§ Task instructions
Going through the entries below, copy out each line that contains "positive".

┌────────

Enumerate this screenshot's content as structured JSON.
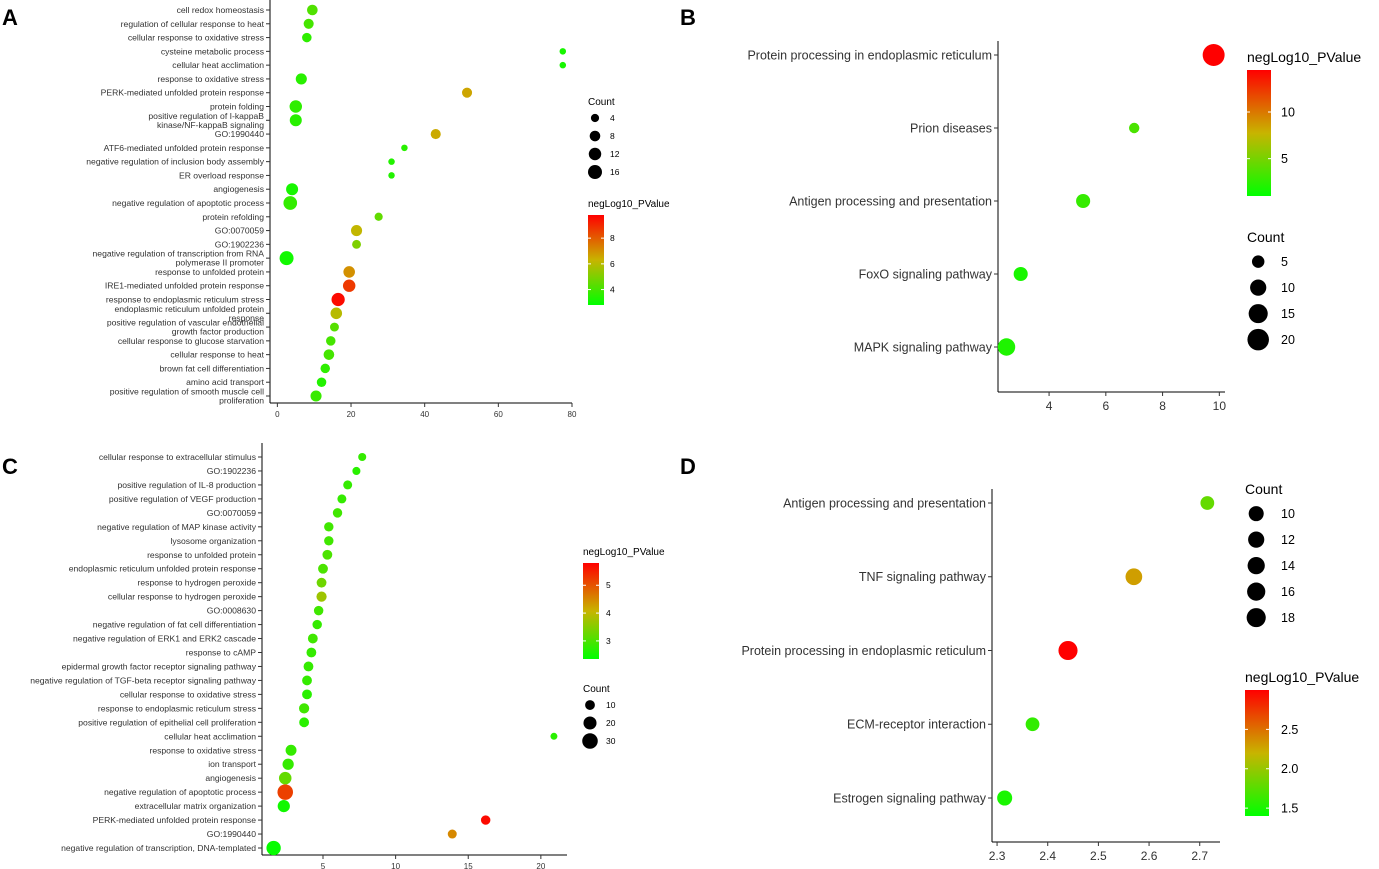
{
  "chart_data": [
    {
      "panel": "A",
      "type": "scatter",
      "x_ticks": [
        0,
        20,
        40,
        60,
        80
      ],
      "xlim": [
        -2,
        80
      ],
      "count_title": "Count",
      "count_ticks": [
        4,
        8,
        12,
        16
      ],
      "color_title": "negLog10_PValue",
      "color_ticks": [
        4,
        6,
        8
      ],
      "color_range": [
        2.8,
        9.8
      ],
      "terms": [
        {
          "label": "cell redox homeostasis",
          "x": 9.5,
          "count": 8,
          "p": 4.2
        },
        {
          "label": "regulation of cellular response to heat",
          "x": 8.5,
          "count": 7,
          "p": 4.0
        },
        {
          "label": "cellular response to oxidative stress",
          "x": 8,
          "count": 6,
          "p": 3.6
        },
        {
          "label": "cysteine metabolic process",
          "x": 77.5,
          "count": 2,
          "p": 3.2
        },
        {
          "label": "cellular heat acclimation",
          "x": 77.5,
          "count": 2,
          "p": 3.2
        },
        {
          "label": "response to oxidative stress",
          "x": 6.5,
          "count": 9,
          "p": 3.5
        },
        {
          "label": "PERK-mediated unfolded protein response",
          "x": 51.5,
          "count": 7,
          "p": 6.6
        },
        {
          "label": "protein folding",
          "x": 5,
          "count": 12,
          "p": 3.6
        },
        {
          "label": "positive regulation of I-kappaB kinase/NF-kappaB signaling",
          "x": 5,
          "count": 11,
          "p": 3.5
        },
        {
          "label": "GO:1990440",
          "x": 43,
          "count": 7,
          "p": 6.5
        },
        {
          "label": "ATF6-mediated unfolded protein response",
          "x": 34.5,
          "count": 2,
          "p": 3.5
        },
        {
          "label": "negative regulation of inclusion body assembly",
          "x": 31,
          "count": 2,
          "p": 3.4
        },
        {
          "label": "ER overload response",
          "x": 31,
          "count": 2,
          "p": 3.4
        },
        {
          "label": "angiogenesis",
          "x": 4,
          "count": 11,
          "p": 3.2
        },
        {
          "label": "negative regulation of apoptotic process",
          "x": 3.5,
          "count": 15,
          "p": 3.7
        },
        {
          "label": "protein refolding",
          "x": 27.5,
          "count": 4,
          "p": 4.5
        },
        {
          "label": "GO:0070059",
          "x": 21.5,
          "count": 9,
          "p": 6.2
        },
        {
          "label": "GO:1902236",
          "x": 21.5,
          "count": 5,
          "p": 5.0
        },
        {
          "label": "negative regulation of transcription from RNA polymerase II promoter",
          "x": 2.5,
          "count": 16,
          "p": 3.1
        },
        {
          "label": "response to unfolded protein",
          "x": 19.5,
          "count": 10,
          "p": 7.0
        },
        {
          "label": "IRE1-mediated unfolded protein response",
          "x": 19.5,
          "count": 12,
          "p": 8.7
        },
        {
          "label": "response to endoplasmic reticulum stress",
          "x": 16.5,
          "count": 14,
          "p": 9.6
        },
        {
          "label": "endoplasmic reticulum unfolded protein response",
          "x": 16,
          "count": 10,
          "p": 6.0
        },
        {
          "label": "positive regulation of vascular endothelial growth factor production",
          "x": 15.5,
          "count": 5,
          "p": 4.3
        },
        {
          "label": "cellular response to glucose starvation",
          "x": 14.5,
          "count": 6,
          "p": 4.0
        },
        {
          "label": "cellular response to heat",
          "x": 14,
          "count": 8,
          "p": 4.0
        },
        {
          "label": "brown fat cell differentiation",
          "x": 13,
          "count": 6,
          "p": 3.6
        },
        {
          "label": "amino acid transport",
          "x": 12,
          "count": 6,
          "p": 3.4
        },
        {
          "label": "positive regulation of smooth muscle cell proliferation",
          "x": 10.5,
          "count": 9,
          "p": 3.8
        }
      ]
    },
    {
      "panel": "B",
      "type": "scatter",
      "x_ticks": [
        4,
        6,
        8,
        10
      ],
      "xlim": [
        2.2,
        10.2
      ],
      "count_title": "Count",
      "count_ticks": [
        5,
        10,
        15,
        20
      ],
      "color_title": "negLog10_PValue",
      "color_ticks": [
        5,
        10
      ],
      "color_range": [
        1.0,
        14.5
      ],
      "terms": [
        {
          "label": "Protein processing in endoplasmic reticulum",
          "x": 9.8,
          "count": 21,
          "p": 14.5
        },
        {
          "label": "Prion diseases",
          "x": 7.0,
          "count": 3,
          "p": 3.5
        },
        {
          "label": "Antigen processing and presentation",
          "x": 5.2,
          "count": 7,
          "p": 2.8
        },
        {
          "label": "FoxO signaling pathway",
          "x": 3.0,
          "count": 7,
          "p": 1.8
        },
        {
          "label": "MAPK signaling pathway",
          "x": 2.5,
          "count": 12,
          "p": 2.0
        }
      ]
    },
    {
      "panel": "C",
      "type": "scatter",
      "x_ticks": [
        5,
        10,
        15,
        20
      ],
      "xlim": [
        0.8,
        21.8
      ],
      "count_title": "Count",
      "count_ticks": [
        10,
        20,
        30
      ],
      "color_title": "negLog10_PValue",
      "color_ticks": [
        3,
        4,
        5
      ],
      "color_range": [
        2.35,
        5.8
      ],
      "terms": [
        {
          "label": "cellular response to extracellular stimulus",
          "x": 7.7,
          "count": 6,
          "p": 2.8
        },
        {
          "label": "GO:1902236",
          "x": 7.3,
          "count": 6,
          "p": 2.7
        },
        {
          "label": "positive regulation of IL-8 production",
          "x": 6.7,
          "count": 8,
          "p": 2.8
        },
        {
          "label": "positive regulation of VEGF production",
          "x": 6.3,
          "count": 8,
          "p": 2.8
        },
        {
          "label": "GO:0070059",
          "x": 6.0,
          "count": 9,
          "p": 2.9
        },
        {
          "label": "negative regulation of MAP kinase activity",
          "x": 5.4,
          "count": 9,
          "p": 2.9
        },
        {
          "label": "lysosome organization",
          "x": 5.4,
          "count": 9,
          "p": 2.9
        },
        {
          "label": "response to unfolded protein",
          "x": 5.3,
          "count": 10,
          "p": 3.0
        },
        {
          "label": "endoplasmic reticulum unfolded protein response",
          "x": 5.0,
          "count": 10,
          "p": 3.0
        },
        {
          "label": "response to hydrogen peroxide",
          "x": 4.9,
          "count": 10,
          "p": 3.3
        },
        {
          "label": "cellular response to hydrogen peroxide",
          "x": 4.9,
          "count": 11,
          "p": 3.7
        },
        {
          "label": "GO:0008630",
          "x": 4.7,
          "count": 9,
          "p": 2.9
        },
        {
          "label": "negative regulation of fat cell differentiation",
          "x": 4.6,
          "count": 9,
          "p": 2.8
        },
        {
          "label": "negative regulation of ERK1 and ERK2 cascade",
          "x": 4.3,
          "count": 10,
          "p": 2.9
        },
        {
          "label": "response to cAMP",
          "x": 4.2,
          "count": 10,
          "p": 2.8
        },
        {
          "label": "epidermal growth factor receptor signaling pathway",
          "x": 4.0,
          "count": 10,
          "p": 2.8
        },
        {
          "label": "negative regulation of TGF-beta receptor signaling pathway",
          "x": 3.9,
          "count": 10,
          "p": 2.8
        },
        {
          "label": "cellular response to oxidative stress",
          "x": 3.9,
          "count": 10,
          "p": 2.7
        },
        {
          "label": "response to endoplasmic reticulum stress",
          "x": 3.7,
          "count": 11,
          "p": 2.9
        },
        {
          "label": "positive regulation of epithelial cell proliferation",
          "x": 3.7,
          "count": 10,
          "p": 2.7
        },
        {
          "label": "cellular heat acclimation",
          "x": 20.9,
          "count": 4,
          "p": 2.7
        },
        {
          "label": "response to oxidative stress",
          "x": 2.8,
          "count": 13,
          "p": 2.8
        },
        {
          "label": "ion transport",
          "x": 2.6,
          "count": 14,
          "p": 2.8
        },
        {
          "label": "angiogenesis",
          "x": 2.4,
          "count": 18,
          "p": 3.2
        },
        {
          "label": "negative regulation of apoptotic process",
          "x": 2.4,
          "count": 30,
          "p": 5.2
        },
        {
          "label": "extracellular matrix organization",
          "x": 2.3,
          "count": 17,
          "p": 2.5
        },
        {
          "label": "PERK-mediated unfolded protein response",
          "x": 16.2,
          "count": 9,
          "p": 5.7
        },
        {
          "label": "GO:1990440",
          "x": 13.9,
          "count": 8,
          "p": 4.5
        },
        {
          "label": "negative regulation of transcription, DNA-templated",
          "x": 1.6,
          "count": 25,
          "p": 2.4
        }
      ]
    },
    {
      "panel": "D",
      "type": "scatter",
      "x_ticks": [
        2.3,
        2.4,
        2.5,
        2.6,
        2.7
      ],
      "x_tick_labels": [
        "2.3",
        "2.4",
        "2.5",
        "2.6",
        "2.7"
      ],
      "xlim": [
        2.29,
        2.74
      ],
      "count_title": "Count",
      "count_ticks": [
        10,
        12,
        14,
        16,
        18
      ],
      "color_title": "negLog10_PValue",
      "color_ticks": [
        1.5,
        2.0,
        2.5
      ],
      "color_tick_labels": [
        "1.5",
        "2.0",
        "2.5"
      ],
      "color_range": [
        1.4,
        3.0
      ],
      "terms": [
        {
          "label": "Antigen processing and presentation",
          "x": 2.715,
          "count": 8,
          "p": 1.8
        },
        {
          "label": "TNF signaling pathway",
          "x": 2.57,
          "count": 13,
          "p": 2.3
        },
        {
          "label": "Protein processing in endoplasmic reticulum",
          "x": 2.44,
          "count": 18,
          "p": 3.0
        },
        {
          "label": "ECM-receptor interaction",
          "x": 2.37,
          "count": 8,
          "p": 1.6
        },
        {
          "label": "Estrogen signaling pathway",
          "x": 2.315,
          "count": 10,
          "p": 1.5
        }
      ]
    }
  ]
}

└────────

§ Solved exercise
          "label": "positive regulation of I-kappaB kinase/NF-kappaB signaling",
          "label": "positive regulation of vascular endothelial growth factor production",
          "label": "positive regulation of smooth muscle cell proliferation",
          "label": "positive regulation of IL-8 production",
          "label": "positive regulation of VEGF production",
          "label": "positive regulation of epithelial cell proliferation",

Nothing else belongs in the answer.